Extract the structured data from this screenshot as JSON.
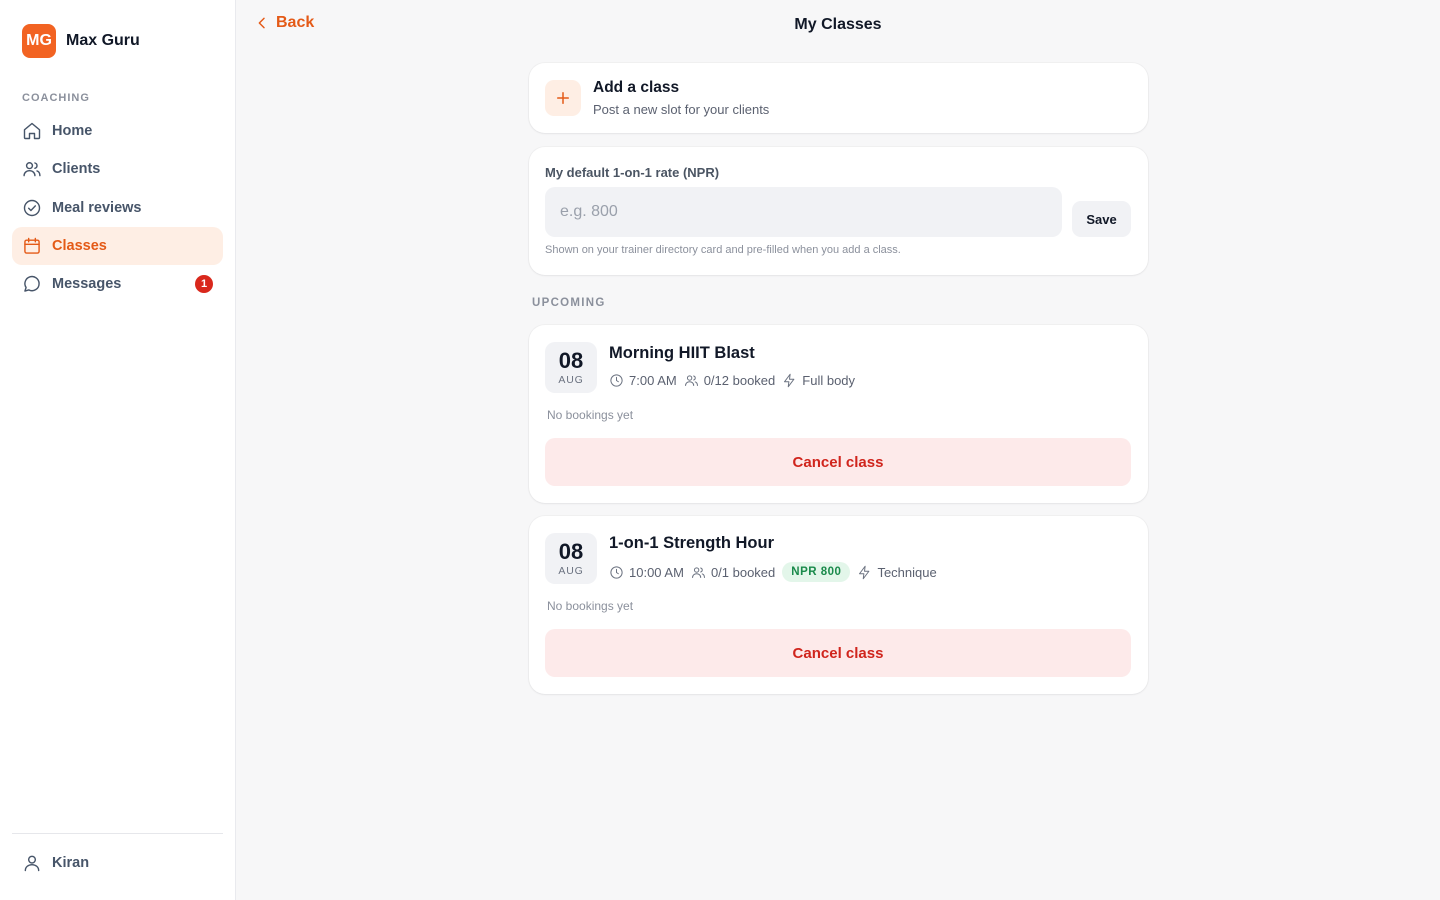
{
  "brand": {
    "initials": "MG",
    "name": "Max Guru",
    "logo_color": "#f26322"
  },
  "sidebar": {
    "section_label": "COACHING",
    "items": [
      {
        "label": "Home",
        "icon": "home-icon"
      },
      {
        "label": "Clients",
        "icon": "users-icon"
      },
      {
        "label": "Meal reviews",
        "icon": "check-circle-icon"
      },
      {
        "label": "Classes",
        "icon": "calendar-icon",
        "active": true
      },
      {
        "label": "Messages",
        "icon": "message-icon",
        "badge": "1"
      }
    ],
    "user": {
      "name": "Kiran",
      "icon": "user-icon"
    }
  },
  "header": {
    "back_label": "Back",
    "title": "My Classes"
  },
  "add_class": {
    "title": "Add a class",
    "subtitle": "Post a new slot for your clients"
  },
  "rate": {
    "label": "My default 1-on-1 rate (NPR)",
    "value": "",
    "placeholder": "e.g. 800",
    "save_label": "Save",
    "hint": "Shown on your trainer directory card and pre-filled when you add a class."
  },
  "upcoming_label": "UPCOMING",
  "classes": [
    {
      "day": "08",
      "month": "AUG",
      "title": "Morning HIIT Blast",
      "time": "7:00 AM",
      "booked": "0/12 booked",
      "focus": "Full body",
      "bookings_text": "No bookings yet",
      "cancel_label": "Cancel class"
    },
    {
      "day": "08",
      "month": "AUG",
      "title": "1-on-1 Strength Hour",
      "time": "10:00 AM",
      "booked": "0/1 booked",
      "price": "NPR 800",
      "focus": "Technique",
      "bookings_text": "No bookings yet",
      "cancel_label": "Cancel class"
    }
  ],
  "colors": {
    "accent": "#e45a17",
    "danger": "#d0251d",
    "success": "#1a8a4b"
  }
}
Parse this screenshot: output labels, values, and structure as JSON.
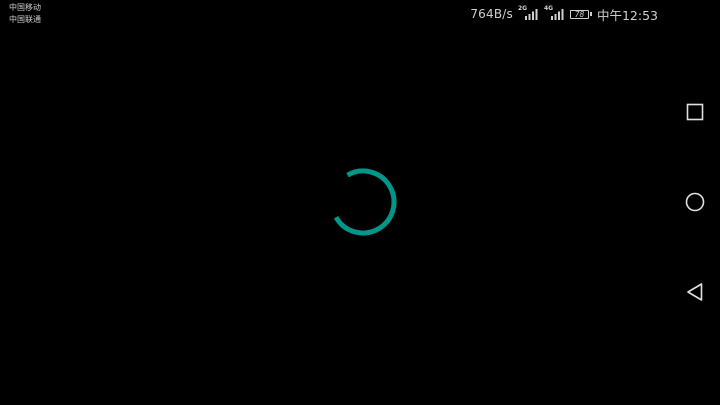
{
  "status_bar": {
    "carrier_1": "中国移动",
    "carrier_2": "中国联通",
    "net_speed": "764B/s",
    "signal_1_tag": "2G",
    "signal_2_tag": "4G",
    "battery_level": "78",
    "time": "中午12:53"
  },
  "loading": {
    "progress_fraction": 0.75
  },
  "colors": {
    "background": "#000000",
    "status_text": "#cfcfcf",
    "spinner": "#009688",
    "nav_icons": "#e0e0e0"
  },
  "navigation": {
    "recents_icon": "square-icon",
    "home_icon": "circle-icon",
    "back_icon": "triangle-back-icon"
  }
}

----------------------------------------

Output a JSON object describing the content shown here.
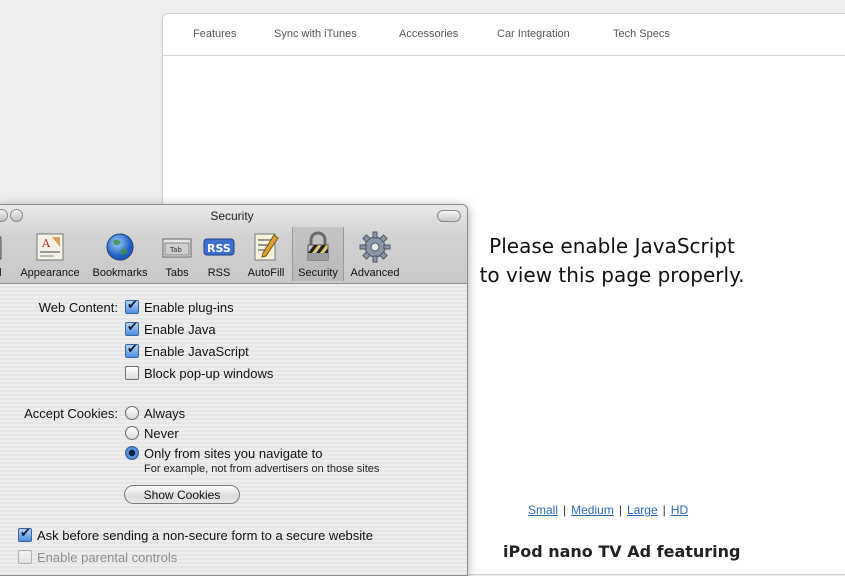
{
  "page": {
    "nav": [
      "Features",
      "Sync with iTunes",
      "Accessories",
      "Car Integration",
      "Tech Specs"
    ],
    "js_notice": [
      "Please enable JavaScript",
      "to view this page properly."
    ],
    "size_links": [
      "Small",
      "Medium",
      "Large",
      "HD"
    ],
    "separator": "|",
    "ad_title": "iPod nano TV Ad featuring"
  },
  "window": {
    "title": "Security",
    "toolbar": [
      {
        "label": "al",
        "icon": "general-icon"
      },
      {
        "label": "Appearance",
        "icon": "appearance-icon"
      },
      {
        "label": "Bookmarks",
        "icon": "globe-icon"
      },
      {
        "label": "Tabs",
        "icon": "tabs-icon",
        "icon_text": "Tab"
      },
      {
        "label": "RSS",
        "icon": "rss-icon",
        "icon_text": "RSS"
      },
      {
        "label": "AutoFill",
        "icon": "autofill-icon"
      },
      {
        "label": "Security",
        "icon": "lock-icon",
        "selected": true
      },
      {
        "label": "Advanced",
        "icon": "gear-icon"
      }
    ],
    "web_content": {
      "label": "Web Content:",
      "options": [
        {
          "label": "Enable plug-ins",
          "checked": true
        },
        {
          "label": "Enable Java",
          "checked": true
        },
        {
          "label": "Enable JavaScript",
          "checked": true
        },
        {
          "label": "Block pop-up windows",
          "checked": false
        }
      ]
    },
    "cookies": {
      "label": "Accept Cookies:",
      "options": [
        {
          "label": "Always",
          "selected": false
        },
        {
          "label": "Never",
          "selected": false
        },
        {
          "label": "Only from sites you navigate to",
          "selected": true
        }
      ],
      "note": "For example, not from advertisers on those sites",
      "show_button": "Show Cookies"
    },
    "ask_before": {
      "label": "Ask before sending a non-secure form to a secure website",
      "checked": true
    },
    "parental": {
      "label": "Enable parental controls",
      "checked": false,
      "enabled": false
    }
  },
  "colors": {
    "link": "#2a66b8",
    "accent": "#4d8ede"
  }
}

----------------------------------------

> **WHAT TO WORK ON**: Report the number of lines in the listing that include the string "parental"; give nothing but the number.

> **SOLUTION TO THIS PROBLEM**: 2